• Goal:
Find and return each line containing "Expansion".

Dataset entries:
============================================================
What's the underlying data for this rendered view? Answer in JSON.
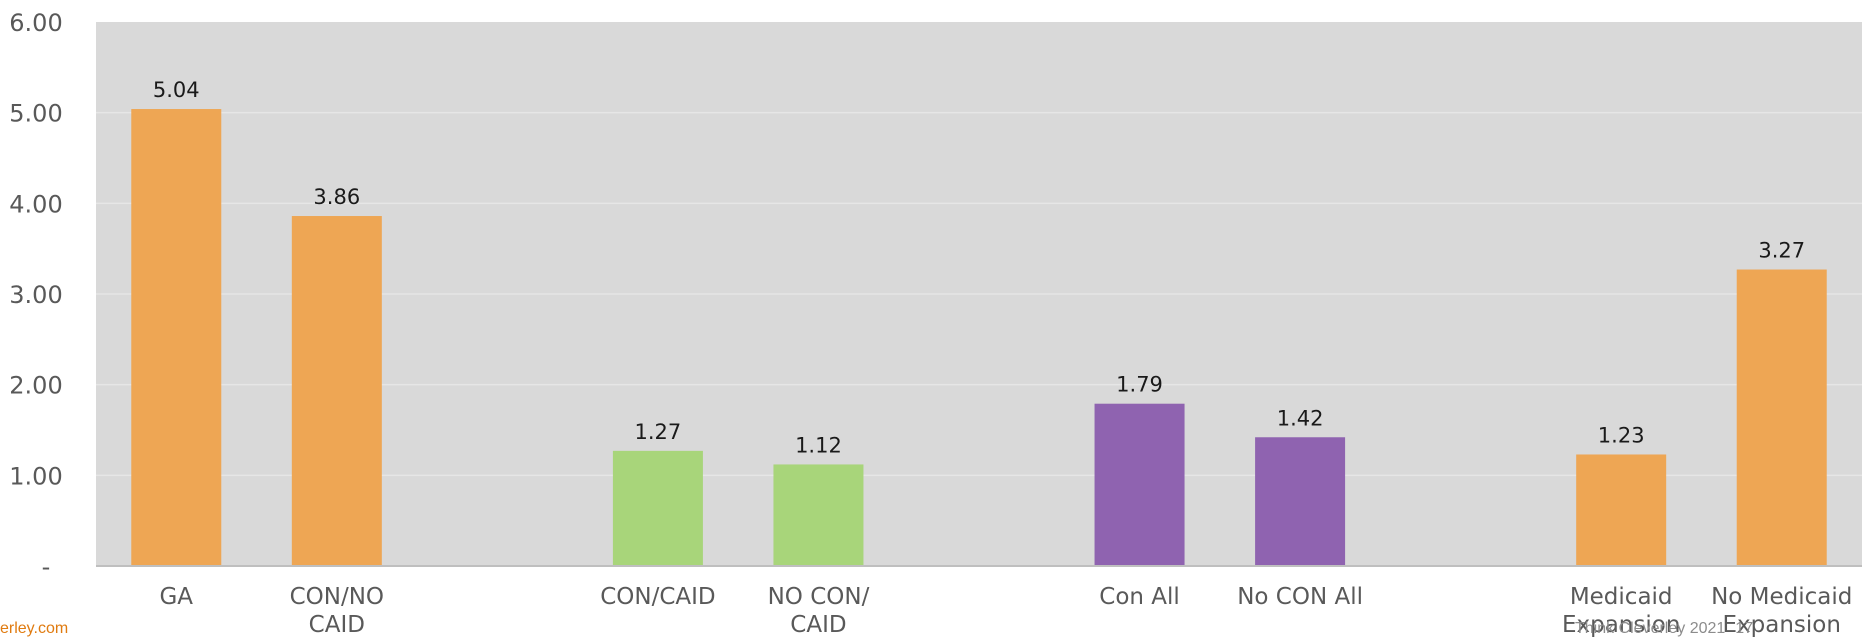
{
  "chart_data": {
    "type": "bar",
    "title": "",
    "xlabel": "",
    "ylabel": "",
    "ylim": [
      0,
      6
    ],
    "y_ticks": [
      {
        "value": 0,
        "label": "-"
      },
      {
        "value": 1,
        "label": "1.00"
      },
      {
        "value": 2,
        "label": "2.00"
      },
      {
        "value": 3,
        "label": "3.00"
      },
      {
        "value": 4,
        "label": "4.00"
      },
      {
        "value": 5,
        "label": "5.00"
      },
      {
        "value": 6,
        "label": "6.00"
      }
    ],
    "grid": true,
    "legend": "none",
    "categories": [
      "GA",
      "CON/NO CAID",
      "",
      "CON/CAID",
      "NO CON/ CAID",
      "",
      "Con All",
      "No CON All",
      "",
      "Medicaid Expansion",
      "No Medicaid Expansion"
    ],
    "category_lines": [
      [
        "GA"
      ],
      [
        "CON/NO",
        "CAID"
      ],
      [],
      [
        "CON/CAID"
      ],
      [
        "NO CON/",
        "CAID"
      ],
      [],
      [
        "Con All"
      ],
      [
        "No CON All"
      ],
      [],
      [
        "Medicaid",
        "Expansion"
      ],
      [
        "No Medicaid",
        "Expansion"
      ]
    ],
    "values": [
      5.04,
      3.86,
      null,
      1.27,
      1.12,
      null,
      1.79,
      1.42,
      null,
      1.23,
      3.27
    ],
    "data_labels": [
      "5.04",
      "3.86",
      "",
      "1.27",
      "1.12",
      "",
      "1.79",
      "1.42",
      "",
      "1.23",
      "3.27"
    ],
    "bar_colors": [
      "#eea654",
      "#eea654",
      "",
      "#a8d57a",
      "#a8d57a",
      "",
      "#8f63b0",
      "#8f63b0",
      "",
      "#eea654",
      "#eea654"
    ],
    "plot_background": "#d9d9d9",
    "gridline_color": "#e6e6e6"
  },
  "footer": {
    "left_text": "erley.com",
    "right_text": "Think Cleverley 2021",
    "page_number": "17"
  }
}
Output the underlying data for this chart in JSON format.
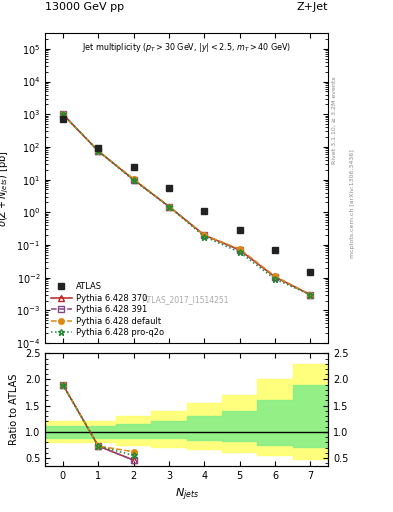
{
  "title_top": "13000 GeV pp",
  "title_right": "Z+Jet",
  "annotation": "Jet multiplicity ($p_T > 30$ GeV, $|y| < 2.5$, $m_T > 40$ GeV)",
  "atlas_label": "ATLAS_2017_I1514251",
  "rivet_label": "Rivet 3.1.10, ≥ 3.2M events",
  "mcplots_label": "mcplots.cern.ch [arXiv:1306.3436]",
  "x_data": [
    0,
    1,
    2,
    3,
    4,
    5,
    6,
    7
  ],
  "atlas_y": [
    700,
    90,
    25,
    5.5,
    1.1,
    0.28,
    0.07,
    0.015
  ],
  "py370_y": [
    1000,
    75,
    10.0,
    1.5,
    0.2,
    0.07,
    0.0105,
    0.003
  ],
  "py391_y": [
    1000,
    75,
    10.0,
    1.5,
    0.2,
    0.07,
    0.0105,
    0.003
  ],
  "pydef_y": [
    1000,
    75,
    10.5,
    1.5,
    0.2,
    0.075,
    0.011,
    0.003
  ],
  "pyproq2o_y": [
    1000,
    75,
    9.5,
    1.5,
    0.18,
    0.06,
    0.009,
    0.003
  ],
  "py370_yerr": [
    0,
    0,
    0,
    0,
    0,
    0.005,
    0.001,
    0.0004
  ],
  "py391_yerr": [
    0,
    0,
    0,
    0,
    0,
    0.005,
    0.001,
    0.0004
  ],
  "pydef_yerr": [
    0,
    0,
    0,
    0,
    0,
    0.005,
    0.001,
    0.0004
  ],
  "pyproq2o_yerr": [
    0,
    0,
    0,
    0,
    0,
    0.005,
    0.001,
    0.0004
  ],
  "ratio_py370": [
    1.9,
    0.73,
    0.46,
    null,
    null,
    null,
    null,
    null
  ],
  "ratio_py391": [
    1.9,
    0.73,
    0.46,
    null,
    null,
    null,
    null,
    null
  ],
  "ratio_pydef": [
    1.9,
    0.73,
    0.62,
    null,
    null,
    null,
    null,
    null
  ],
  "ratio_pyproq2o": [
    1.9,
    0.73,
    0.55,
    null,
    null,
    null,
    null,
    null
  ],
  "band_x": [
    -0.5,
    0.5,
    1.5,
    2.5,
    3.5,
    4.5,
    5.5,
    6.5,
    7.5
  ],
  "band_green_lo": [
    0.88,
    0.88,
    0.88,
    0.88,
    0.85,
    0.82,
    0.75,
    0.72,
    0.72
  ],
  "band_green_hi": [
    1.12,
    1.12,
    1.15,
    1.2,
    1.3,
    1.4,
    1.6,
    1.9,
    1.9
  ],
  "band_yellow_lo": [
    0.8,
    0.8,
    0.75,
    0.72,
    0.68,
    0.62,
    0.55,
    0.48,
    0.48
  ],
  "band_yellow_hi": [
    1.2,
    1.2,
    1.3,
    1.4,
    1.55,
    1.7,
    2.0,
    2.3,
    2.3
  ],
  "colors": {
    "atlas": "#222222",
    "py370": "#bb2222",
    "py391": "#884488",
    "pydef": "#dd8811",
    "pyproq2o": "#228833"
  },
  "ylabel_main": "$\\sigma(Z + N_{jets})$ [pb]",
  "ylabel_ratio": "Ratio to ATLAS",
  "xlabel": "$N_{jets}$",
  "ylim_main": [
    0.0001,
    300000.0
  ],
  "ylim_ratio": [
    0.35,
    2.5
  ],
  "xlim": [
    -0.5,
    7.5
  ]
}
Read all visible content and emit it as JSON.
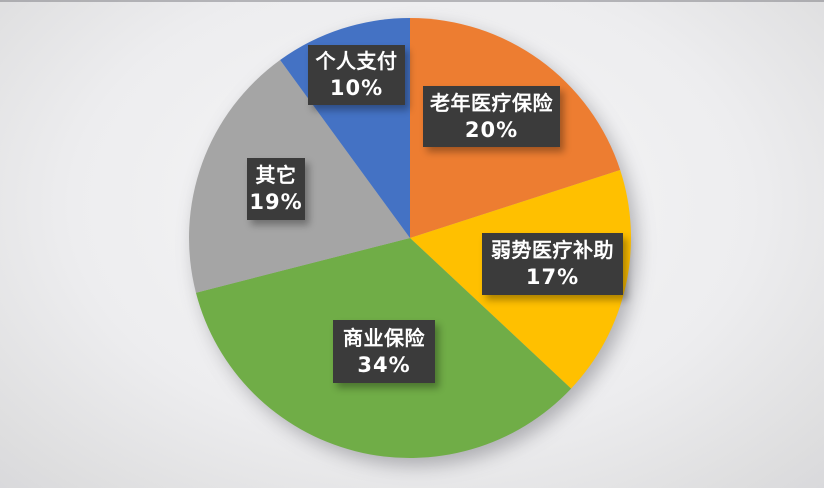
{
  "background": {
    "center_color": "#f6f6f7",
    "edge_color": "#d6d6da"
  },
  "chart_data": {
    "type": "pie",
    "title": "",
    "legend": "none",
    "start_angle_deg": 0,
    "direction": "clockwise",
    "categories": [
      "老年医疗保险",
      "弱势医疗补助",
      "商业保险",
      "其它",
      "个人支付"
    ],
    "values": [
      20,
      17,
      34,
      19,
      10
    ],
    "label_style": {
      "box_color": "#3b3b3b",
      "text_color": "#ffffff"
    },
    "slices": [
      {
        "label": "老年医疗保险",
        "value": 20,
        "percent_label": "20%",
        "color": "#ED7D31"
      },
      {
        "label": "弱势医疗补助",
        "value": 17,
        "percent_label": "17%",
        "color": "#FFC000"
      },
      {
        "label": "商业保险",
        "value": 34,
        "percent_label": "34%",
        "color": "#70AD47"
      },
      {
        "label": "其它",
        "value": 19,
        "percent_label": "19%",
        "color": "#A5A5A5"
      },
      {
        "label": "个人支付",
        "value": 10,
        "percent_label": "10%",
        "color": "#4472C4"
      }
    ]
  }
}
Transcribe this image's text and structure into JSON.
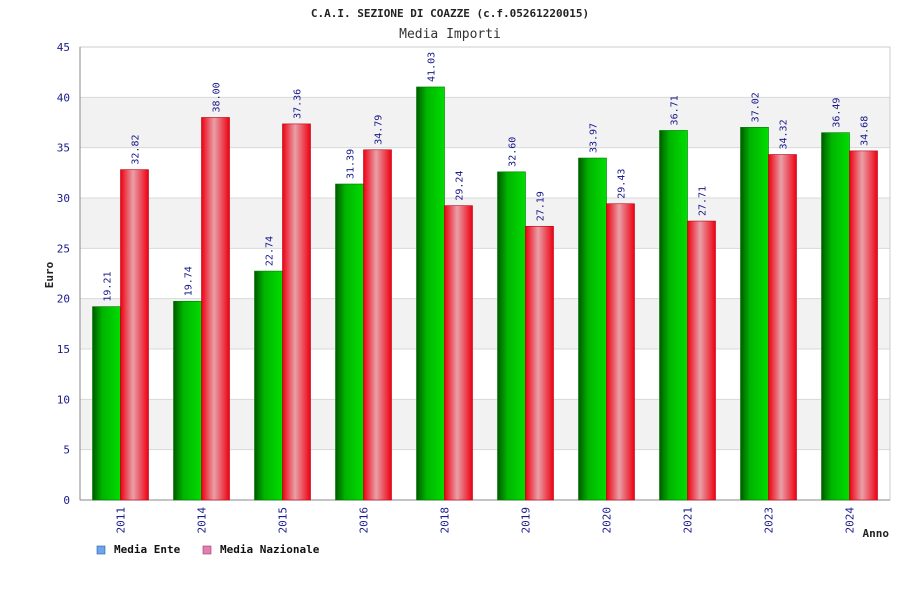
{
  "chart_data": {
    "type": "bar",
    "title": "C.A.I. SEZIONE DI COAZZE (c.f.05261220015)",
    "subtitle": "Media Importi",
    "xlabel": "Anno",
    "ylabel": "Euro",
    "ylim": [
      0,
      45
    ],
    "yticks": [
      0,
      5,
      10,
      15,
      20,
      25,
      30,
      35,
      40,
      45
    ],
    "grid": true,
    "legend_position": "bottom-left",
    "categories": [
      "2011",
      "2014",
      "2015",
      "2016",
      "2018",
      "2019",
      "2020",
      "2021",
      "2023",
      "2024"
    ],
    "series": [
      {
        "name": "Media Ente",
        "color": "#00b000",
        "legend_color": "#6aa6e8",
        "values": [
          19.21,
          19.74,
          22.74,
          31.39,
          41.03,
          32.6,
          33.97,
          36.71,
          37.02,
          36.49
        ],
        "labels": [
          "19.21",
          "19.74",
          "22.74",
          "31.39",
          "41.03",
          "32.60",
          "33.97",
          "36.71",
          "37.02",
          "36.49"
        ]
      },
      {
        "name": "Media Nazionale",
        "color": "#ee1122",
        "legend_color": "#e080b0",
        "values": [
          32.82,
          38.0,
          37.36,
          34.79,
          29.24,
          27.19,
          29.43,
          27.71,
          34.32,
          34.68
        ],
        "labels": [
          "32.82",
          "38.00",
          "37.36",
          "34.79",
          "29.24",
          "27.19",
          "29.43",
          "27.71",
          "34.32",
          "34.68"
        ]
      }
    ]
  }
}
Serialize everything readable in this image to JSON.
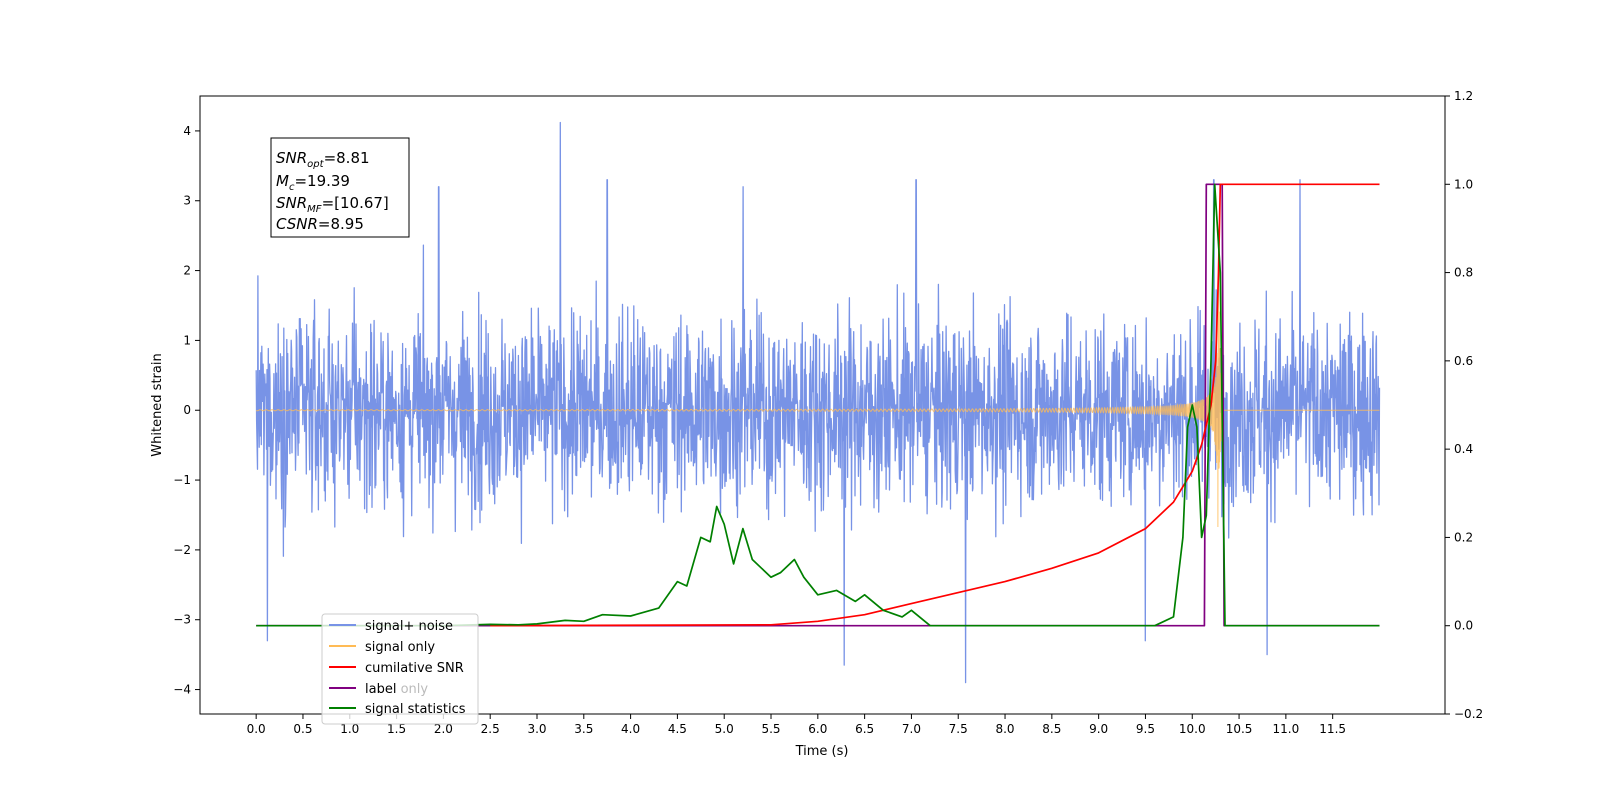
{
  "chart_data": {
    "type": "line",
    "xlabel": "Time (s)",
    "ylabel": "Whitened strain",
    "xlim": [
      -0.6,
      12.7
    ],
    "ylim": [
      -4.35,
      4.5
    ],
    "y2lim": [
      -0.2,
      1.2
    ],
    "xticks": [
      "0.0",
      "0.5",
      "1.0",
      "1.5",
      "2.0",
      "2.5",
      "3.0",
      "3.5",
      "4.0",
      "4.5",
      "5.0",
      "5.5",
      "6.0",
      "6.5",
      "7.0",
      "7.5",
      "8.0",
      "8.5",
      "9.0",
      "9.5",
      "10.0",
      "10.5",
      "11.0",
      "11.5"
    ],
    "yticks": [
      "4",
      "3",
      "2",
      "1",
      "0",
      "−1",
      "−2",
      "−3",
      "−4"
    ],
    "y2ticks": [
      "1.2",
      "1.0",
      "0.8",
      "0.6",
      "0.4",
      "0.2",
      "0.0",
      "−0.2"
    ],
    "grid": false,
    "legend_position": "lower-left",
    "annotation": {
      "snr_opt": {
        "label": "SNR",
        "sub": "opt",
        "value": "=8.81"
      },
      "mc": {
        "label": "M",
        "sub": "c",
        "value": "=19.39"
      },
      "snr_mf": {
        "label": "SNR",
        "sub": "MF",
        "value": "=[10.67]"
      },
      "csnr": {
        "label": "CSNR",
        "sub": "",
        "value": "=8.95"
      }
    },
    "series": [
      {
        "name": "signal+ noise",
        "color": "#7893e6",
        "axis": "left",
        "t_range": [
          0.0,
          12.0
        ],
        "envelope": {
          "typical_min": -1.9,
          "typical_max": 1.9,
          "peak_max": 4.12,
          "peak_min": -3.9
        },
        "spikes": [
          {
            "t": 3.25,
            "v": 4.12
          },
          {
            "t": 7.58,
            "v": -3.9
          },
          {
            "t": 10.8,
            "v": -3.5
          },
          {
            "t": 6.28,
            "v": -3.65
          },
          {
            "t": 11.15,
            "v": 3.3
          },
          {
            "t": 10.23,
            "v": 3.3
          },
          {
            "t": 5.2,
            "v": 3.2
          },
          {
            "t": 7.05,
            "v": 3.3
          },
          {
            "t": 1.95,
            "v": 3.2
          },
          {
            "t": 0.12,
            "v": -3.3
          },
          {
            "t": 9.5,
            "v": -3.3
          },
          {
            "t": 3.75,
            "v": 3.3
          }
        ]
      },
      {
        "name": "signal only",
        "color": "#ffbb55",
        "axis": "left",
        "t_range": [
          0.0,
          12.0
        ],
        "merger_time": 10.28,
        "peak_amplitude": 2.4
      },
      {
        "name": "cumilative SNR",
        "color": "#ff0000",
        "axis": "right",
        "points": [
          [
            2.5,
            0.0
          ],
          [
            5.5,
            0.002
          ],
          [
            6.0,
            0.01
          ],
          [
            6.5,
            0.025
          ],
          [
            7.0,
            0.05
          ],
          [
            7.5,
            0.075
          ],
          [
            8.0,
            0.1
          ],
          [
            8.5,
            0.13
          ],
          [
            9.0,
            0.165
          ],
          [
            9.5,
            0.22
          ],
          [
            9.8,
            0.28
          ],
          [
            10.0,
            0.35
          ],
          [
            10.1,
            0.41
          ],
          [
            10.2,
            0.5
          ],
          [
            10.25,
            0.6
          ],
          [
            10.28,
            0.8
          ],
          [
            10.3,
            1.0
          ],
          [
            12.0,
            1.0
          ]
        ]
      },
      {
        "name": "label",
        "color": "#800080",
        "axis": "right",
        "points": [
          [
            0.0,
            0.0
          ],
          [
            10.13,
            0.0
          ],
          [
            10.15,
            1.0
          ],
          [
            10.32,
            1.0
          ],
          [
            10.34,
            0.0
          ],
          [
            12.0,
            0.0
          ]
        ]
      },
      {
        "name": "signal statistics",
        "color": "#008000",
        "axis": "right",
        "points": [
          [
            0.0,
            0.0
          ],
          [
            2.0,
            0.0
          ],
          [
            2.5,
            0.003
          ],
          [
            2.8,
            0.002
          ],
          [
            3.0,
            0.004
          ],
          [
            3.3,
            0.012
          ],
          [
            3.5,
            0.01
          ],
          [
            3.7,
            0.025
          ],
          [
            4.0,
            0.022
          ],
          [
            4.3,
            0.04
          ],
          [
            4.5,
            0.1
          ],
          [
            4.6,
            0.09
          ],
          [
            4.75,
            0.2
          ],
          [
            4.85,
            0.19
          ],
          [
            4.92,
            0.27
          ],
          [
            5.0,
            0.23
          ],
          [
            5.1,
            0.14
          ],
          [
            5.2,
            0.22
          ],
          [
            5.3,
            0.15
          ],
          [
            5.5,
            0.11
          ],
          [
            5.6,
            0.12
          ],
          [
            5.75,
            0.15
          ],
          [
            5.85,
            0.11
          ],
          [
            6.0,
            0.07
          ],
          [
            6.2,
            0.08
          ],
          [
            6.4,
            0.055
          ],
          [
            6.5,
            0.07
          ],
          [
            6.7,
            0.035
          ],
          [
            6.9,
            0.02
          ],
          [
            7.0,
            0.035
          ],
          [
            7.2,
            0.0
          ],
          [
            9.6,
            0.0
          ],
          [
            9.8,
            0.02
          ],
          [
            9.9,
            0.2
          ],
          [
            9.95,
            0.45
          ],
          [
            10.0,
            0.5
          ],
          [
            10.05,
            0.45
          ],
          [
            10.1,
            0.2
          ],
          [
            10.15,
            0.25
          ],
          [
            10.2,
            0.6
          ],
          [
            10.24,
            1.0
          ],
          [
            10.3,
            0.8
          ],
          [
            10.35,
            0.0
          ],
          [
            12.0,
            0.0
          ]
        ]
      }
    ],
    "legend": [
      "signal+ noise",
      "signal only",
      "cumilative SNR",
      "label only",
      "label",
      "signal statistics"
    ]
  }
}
============================================================
• Task output:
      "Medicaid Expansion",
      "No Medicaid Expansion"
        "Expansion"
        "Expansion"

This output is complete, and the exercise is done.